▸ WHAT TO DO
Reproduce the entire listing word for word.

A block of data
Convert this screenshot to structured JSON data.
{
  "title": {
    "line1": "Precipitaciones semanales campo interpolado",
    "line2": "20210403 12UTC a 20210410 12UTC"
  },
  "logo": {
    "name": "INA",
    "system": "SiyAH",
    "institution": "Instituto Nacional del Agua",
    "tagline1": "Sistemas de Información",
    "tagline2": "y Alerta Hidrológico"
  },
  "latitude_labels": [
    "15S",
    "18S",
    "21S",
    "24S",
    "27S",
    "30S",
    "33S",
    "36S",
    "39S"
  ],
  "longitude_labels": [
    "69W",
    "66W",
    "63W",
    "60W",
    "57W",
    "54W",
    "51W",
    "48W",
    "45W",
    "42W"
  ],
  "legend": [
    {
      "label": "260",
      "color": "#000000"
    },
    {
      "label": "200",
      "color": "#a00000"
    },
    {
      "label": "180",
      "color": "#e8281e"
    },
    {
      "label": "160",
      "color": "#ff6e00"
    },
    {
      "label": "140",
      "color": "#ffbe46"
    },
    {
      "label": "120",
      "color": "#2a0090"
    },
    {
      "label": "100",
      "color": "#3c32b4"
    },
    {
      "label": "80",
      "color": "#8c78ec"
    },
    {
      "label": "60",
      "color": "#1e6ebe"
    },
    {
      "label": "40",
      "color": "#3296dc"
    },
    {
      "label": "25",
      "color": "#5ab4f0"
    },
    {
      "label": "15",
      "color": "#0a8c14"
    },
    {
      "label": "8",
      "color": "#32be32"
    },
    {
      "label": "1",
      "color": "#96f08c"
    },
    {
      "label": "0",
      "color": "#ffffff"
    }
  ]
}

▸ TASK RESULT
Convert this screenshot to structured JSON data.
{
  "title": {
    "line1": "Precipitaciones semanales campo interpolado",
    "line2": "20210403 12UTC a 20210410 12UTC"
  },
  "logo": {
    "name": "INA",
    "system": "SiyAH",
    "institution": "Instituto Nacional del Agua",
    "tagline1": "Sistemas de Información",
    "tagline2": "y Alerta Hidrológico"
  },
  "latitude_labels": [
    "15S",
    "18S",
    "21S",
    "24S",
    "27S",
    "30S",
    "33S",
    "36S",
    "39S"
  ],
  "longitude_labels": [
    "69W",
    "66W",
    "63W",
    "60W",
    "57W",
    "54W",
    "51W",
    "48W",
    "45W",
    "42W"
  ],
  "legend": [
    {
      "label": "260",
      "color": "#000000"
    },
    {
      "label": "200",
      "color": "#a00000"
    },
    {
      "label": "180",
      "color": "#e8281e"
    },
    {
      "label": "160",
      "color": "#ff6e00"
    },
    {
      "label": "140",
      "color": "#ffbe46"
    },
    {
      "label": "120",
      "color": "#2a0090"
    },
    {
      "label": "100",
      "color": "#3c32b4"
    },
    {
      "label": "80",
      "color": "#8c78ec"
    },
    {
      "label": "60",
      "color": "#1e6ebe"
    },
    {
      "label": "40",
      "color": "#3296dc"
    },
    {
      "label": "25",
      "color": "#5ab4f0"
    },
    {
      "label": "15",
      "color": "#0a8c14"
    },
    {
      "label": "8",
      "color": "#32be32"
    },
    {
      "label": "1",
      "color": "#96f08c"
    },
    {
      "label": "0",
      "color": "#ffffff"
    }
  ]
}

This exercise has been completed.